WHAT TO PRODUCE:
Without the pictures, give the entries below again exactly as written.

Dataset items:
§ §

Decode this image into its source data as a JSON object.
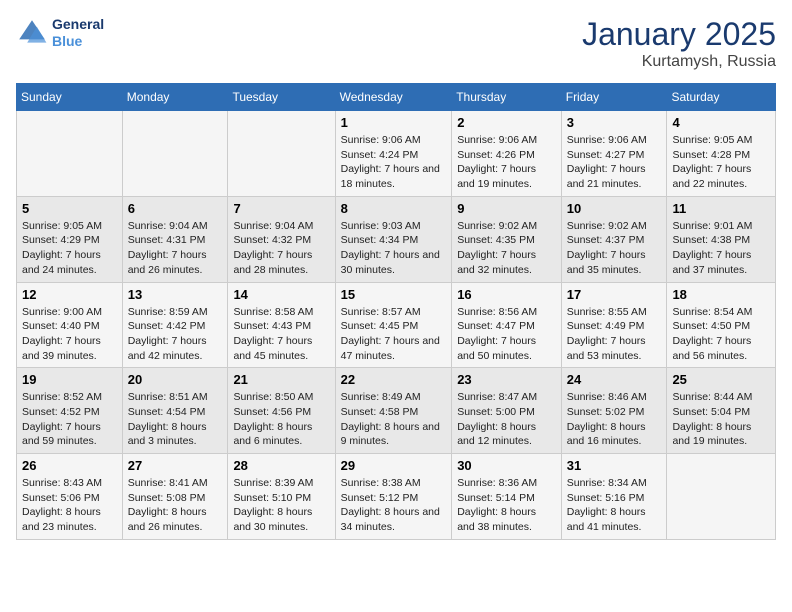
{
  "header": {
    "logo_line1": "General",
    "logo_line2": "Blue",
    "month": "January 2025",
    "location": "Kurtamysh, Russia"
  },
  "weekdays": [
    "Sunday",
    "Monday",
    "Tuesday",
    "Wednesday",
    "Thursday",
    "Friday",
    "Saturday"
  ],
  "weeks": [
    [
      {
        "day": "",
        "sunrise": "",
        "sunset": "",
        "daylight": ""
      },
      {
        "day": "",
        "sunrise": "",
        "sunset": "",
        "daylight": ""
      },
      {
        "day": "",
        "sunrise": "",
        "sunset": "",
        "daylight": ""
      },
      {
        "day": "1",
        "sunrise": "Sunrise: 9:06 AM",
        "sunset": "Sunset: 4:24 PM",
        "daylight": "Daylight: 7 hours and 18 minutes."
      },
      {
        "day": "2",
        "sunrise": "Sunrise: 9:06 AM",
        "sunset": "Sunset: 4:26 PM",
        "daylight": "Daylight: 7 hours and 19 minutes."
      },
      {
        "day": "3",
        "sunrise": "Sunrise: 9:06 AM",
        "sunset": "Sunset: 4:27 PM",
        "daylight": "Daylight: 7 hours and 21 minutes."
      },
      {
        "day": "4",
        "sunrise": "Sunrise: 9:05 AM",
        "sunset": "Sunset: 4:28 PM",
        "daylight": "Daylight: 7 hours and 22 minutes."
      }
    ],
    [
      {
        "day": "5",
        "sunrise": "Sunrise: 9:05 AM",
        "sunset": "Sunset: 4:29 PM",
        "daylight": "Daylight: 7 hours and 24 minutes."
      },
      {
        "day": "6",
        "sunrise": "Sunrise: 9:04 AM",
        "sunset": "Sunset: 4:31 PM",
        "daylight": "Daylight: 7 hours and 26 minutes."
      },
      {
        "day": "7",
        "sunrise": "Sunrise: 9:04 AM",
        "sunset": "Sunset: 4:32 PM",
        "daylight": "Daylight: 7 hours and 28 minutes."
      },
      {
        "day": "8",
        "sunrise": "Sunrise: 9:03 AM",
        "sunset": "Sunset: 4:34 PM",
        "daylight": "Daylight: 7 hours and 30 minutes."
      },
      {
        "day": "9",
        "sunrise": "Sunrise: 9:02 AM",
        "sunset": "Sunset: 4:35 PM",
        "daylight": "Daylight: 7 hours and 32 minutes."
      },
      {
        "day": "10",
        "sunrise": "Sunrise: 9:02 AM",
        "sunset": "Sunset: 4:37 PM",
        "daylight": "Daylight: 7 hours and 35 minutes."
      },
      {
        "day": "11",
        "sunrise": "Sunrise: 9:01 AM",
        "sunset": "Sunset: 4:38 PM",
        "daylight": "Daylight: 7 hours and 37 minutes."
      }
    ],
    [
      {
        "day": "12",
        "sunrise": "Sunrise: 9:00 AM",
        "sunset": "Sunset: 4:40 PM",
        "daylight": "Daylight: 7 hours and 39 minutes."
      },
      {
        "day": "13",
        "sunrise": "Sunrise: 8:59 AM",
        "sunset": "Sunset: 4:42 PM",
        "daylight": "Daylight: 7 hours and 42 minutes."
      },
      {
        "day": "14",
        "sunrise": "Sunrise: 8:58 AM",
        "sunset": "Sunset: 4:43 PM",
        "daylight": "Daylight: 7 hours and 45 minutes."
      },
      {
        "day": "15",
        "sunrise": "Sunrise: 8:57 AM",
        "sunset": "Sunset: 4:45 PM",
        "daylight": "Daylight: 7 hours and 47 minutes."
      },
      {
        "day": "16",
        "sunrise": "Sunrise: 8:56 AM",
        "sunset": "Sunset: 4:47 PM",
        "daylight": "Daylight: 7 hours and 50 minutes."
      },
      {
        "day": "17",
        "sunrise": "Sunrise: 8:55 AM",
        "sunset": "Sunset: 4:49 PM",
        "daylight": "Daylight: 7 hours and 53 minutes."
      },
      {
        "day": "18",
        "sunrise": "Sunrise: 8:54 AM",
        "sunset": "Sunset: 4:50 PM",
        "daylight": "Daylight: 7 hours and 56 minutes."
      }
    ],
    [
      {
        "day": "19",
        "sunrise": "Sunrise: 8:52 AM",
        "sunset": "Sunset: 4:52 PM",
        "daylight": "Daylight: 7 hours and 59 minutes."
      },
      {
        "day": "20",
        "sunrise": "Sunrise: 8:51 AM",
        "sunset": "Sunset: 4:54 PM",
        "daylight": "Daylight: 8 hours and 3 minutes."
      },
      {
        "day": "21",
        "sunrise": "Sunrise: 8:50 AM",
        "sunset": "Sunset: 4:56 PM",
        "daylight": "Daylight: 8 hours and 6 minutes."
      },
      {
        "day": "22",
        "sunrise": "Sunrise: 8:49 AM",
        "sunset": "Sunset: 4:58 PM",
        "daylight": "Daylight: 8 hours and 9 minutes."
      },
      {
        "day": "23",
        "sunrise": "Sunrise: 8:47 AM",
        "sunset": "Sunset: 5:00 PM",
        "daylight": "Daylight: 8 hours and 12 minutes."
      },
      {
        "day": "24",
        "sunrise": "Sunrise: 8:46 AM",
        "sunset": "Sunset: 5:02 PM",
        "daylight": "Daylight: 8 hours and 16 minutes."
      },
      {
        "day": "25",
        "sunrise": "Sunrise: 8:44 AM",
        "sunset": "Sunset: 5:04 PM",
        "daylight": "Daylight: 8 hours and 19 minutes."
      }
    ],
    [
      {
        "day": "26",
        "sunrise": "Sunrise: 8:43 AM",
        "sunset": "Sunset: 5:06 PM",
        "daylight": "Daylight: 8 hours and 23 minutes."
      },
      {
        "day": "27",
        "sunrise": "Sunrise: 8:41 AM",
        "sunset": "Sunset: 5:08 PM",
        "daylight": "Daylight: 8 hours and 26 minutes."
      },
      {
        "day": "28",
        "sunrise": "Sunrise: 8:39 AM",
        "sunset": "Sunset: 5:10 PM",
        "daylight": "Daylight: 8 hours and 30 minutes."
      },
      {
        "day": "29",
        "sunrise": "Sunrise: 8:38 AM",
        "sunset": "Sunset: 5:12 PM",
        "daylight": "Daylight: 8 hours and 34 minutes."
      },
      {
        "day": "30",
        "sunrise": "Sunrise: 8:36 AM",
        "sunset": "Sunset: 5:14 PM",
        "daylight": "Daylight: 8 hours and 38 minutes."
      },
      {
        "day": "31",
        "sunrise": "Sunrise: 8:34 AM",
        "sunset": "Sunset: 5:16 PM",
        "daylight": "Daylight: 8 hours and 41 minutes."
      },
      {
        "day": "",
        "sunrise": "",
        "sunset": "",
        "daylight": ""
      }
    ]
  ]
}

§ §

ANSWER BELOW:
Decode this image into its source data as a JSON object.
{
  "header": {
    "logo_line1": "General",
    "logo_line2": "Blue",
    "month": "January 2025",
    "location": "Kurtamysh, Russia"
  },
  "weekdays": [
    "Sunday",
    "Monday",
    "Tuesday",
    "Wednesday",
    "Thursday",
    "Friday",
    "Saturday"
  ],
  "weeks": [
    [
      {
        "day": "",
        "sunrise": "",
        "sunset": "",
        "daylight": ""
      },
      {
        "day": "",
        "sunrise": "",
        "sunset": "",
        "daylight": ""
      },
      {
        "day": "",
        "sunrise": "",
        "sunset": "",
        "daylight": ""
      },
      {
        "day": "1",
        "sunrise": "Sunrise: 9:06 AM",
        "sunset": "Sunset: 4:24 PM",
        "daylight": "Daylight: 7 hours and 18 minutes."
      },
      {
        "day": "2",
        "sunrise": "Sunrise: 9:06 AM",
        "sunset": "Sunset: 4:26 PM",
        "daylight": "Daylight: 7 hours and 19 minutes."
      },
      {
        "day": "3",
        "sunrise": "Sunrise: 9:06 AM",
        "sunset": "Sunset: 4:27 PM",
        "daylight": "Daylight: 7 hours and 21 minutes."
      },
      {
        "day": "4",
        "sunrise": "Sunrise: 9:05 AM",
        "sunset": "Sunset: 4:28 PM",
        "daylight": "Daylight: 7 hours and 22 minutes."
      }
    ],
    [
      {
        "day": "5",
        "sunrise": "Sunrise: 9:05 AM",
        "sunset": "Sunset: 4:29 PM",
        "daylight": "Daylight: 7 hours and 24 minutes."
      },
      {
        "day": "6",
        "sunrise": "Sunrise: 9:04 AM",
        "sunset": "Sunset: 4:31 PM",
        "daylight": "Daylight: 7 hours and 26 minutes."
      },
      {
        "day": "7",
        "sunrise": "Sunrise: 9:04 AM",
        "sunset": "Sunset: 4:32 PM",
        "daylight": "Daylight: 7 hours and 28 minutes."
      },
      {
        "day": "8",
        "sunrise": "Sunrise: 9:03 AM",
        "sunset": "Sunset: 4:34 PM",
        "daylight": "Daylight: 7 hours and 30 minutes."
      },
      {
        "day": "9",
        "sunrise": "Sunrise: 9:02 AM",
        "sunset": "Sunset: 4:35 PM",
        "daylight": "Daylight: 7 hours and 32 minutes."
      },
      {
        "day": "10",
        "sunrise": "Sunrise: 9:02 AM",
        "sunset": "Sunset: 4:37 PM",
        "daylight": "Daylight: 7 hours and 35 minutes."
      },
      {
        "day": "11",
        "sunrise": "Sunrise: 9:01 AM",
        "sunset": "Sunset: 4:38 PM",
        "daylight": "Daylight: 7 hours and 37 minutes."
      }
    ],
    [
      {
        "day": "12",
        "sunrise": "Sunrise: 9:00 AM",
        "sunset": "Sunset: 4:40 PM",
        "daylight": "Daylight: 7 hours and 39 minutes."
      },
      {
        "day": "13",
        "sunrise": "Sunrise: 8:59 AM",
        "sunset": "Sunset: 4:42 PM",
        "daylight": "Daylight: 7 hours and 42 minutes."
      },
      {
        "day": "14",
        "sunrise": "Sunrise: 8:58 AM",
        "sunset": "Sunset: 4:43 PM",
        "daylight": "Daylight: 7 hours and 45 minutes."
      },
      {
        "day": "15",
        "sunrise": "Sunrise: 8:57 AM",
        "sunset": "Sunset: 4:45 PM",
        "daylight": "Daylight: 7 hours and 47 minutes."
      },
      {
        "day": "16",
        "sunrise": "Sunrise: 8:56 AM",
        "sunset": "Sunset: 4:47 PM",
        "daylight": "Daylight: 7 hours and 50 minutes."
      },
      {
        "day": "17",
        "sunrise": "Sunrise: 8:55 AM",
        "sunset": "Sunset: 4:49 PM",
        "daylight": "Daylight: 7 hours and 53 minutes."
      },
      {
        "day": "18",
        "sunrise": "Sunrise: 8:54 AM",
        "sunset": "Sunset: 4:50 PM",
        "daylight": "Daylight: 7 hours and 56 minutes."
      }
    ],
    [
      {
        "day": "19",
        "sunrise": "Sunrise: 8:52 AM",
        "sunset": "Sunset: 4:52 PM",
        "daylight": "Daylight: 7 hours and 59 minutes."
      },
      {
        "day": "20",
        "sunrise": "Sunrise: 8:51 AM",
        "sunset": "Sunset: 4:54 PM",
        "daylight": "Daylight: 8 hours and 3 minutes."
      },
      {
        "day": "21",
        "sunrise": "Sunrise: 8:50 AM",
        "sunset": "Sunset: 4:56 PM",
        "daylight": "Daylight: 8 hours and 6 minutes."
      },
      {
        "day": "22",
        "sunrise": "Sunrise: 8:49 AM",
        "sunset": "Sunset: 4:58 PM",
        "daylight": "Daylight: 8 hours and 9 minutes."
      },
      {
        "day": "23",
        "sunrise": "Sunrise: 8:47 AM",
        "sunset": "Sunset: 5:00 PM",
        "daylight": "Daylight: 8 hours and 12 minutes."
      },
      {
        "day": "24",
        "sunrise": "Sunrise: 8:46 AM",
        "sunset": "Sunset: 5:02 PM",
        "daylight": "Daylight: 8 hours and 16 minutes."
      },
      {
        "day": "25",
        "sunrise": "Sunrise: 8:44 AM",
        "sunset": "Sunset: 5:04 PM",
        "daylight": "Daylight: 8 hours and 19 minutes."
      }
    ],
    [
      {
        "day": "26",
        "sunrise": "Sunrise: 8:43 AM",
        "sunset": "Sunset: 5:06 PM",
        "daylight": "Daylight: 8 hours and 23 minutes."
      },
      {
        "day": "27",
        "sunrise": "Sunrise: 8:41 AM",
        "sunset": "Sunset: 5:08 PM",
        "daylight": "Daylight: 8 hours and 26 minutes."
      },
      {
        "day": "28",
        "sunrise": "Sunrise: 8:39 AM",
        "sunset": "Sunset: 5:10 PM",
        "daylight": "Daylight: 8 hours and 30 minutes."
      },
      {
        "day": "29",
        "sunrise": "Sunrise: 8:38 AM",
        "sunset": "Sunset: 5:12 PM",
        "daylight": "Daylight: 8 hours and 34 minutes."
      },
      {
        "day": "30",
        "sunrise": "Sunrise: 8:36 AM",
        "sunset": "Sunset: 5:14 PM",
        "daylight": "Daylight: 8 hours and 38 minutes."
      },
      {
        "day": "31",
        "sunrise": "Sunrise: 8:34 AM",
        "sunset": "Sunset: 5:16 PM",
        "daylight": "Daylight: 8 hours and 41 minutes."
      },
      {
        "day": "",
        "sunrise": "",
        "sunset": "",
        "daylight": ""
      }
    ]
  ]
}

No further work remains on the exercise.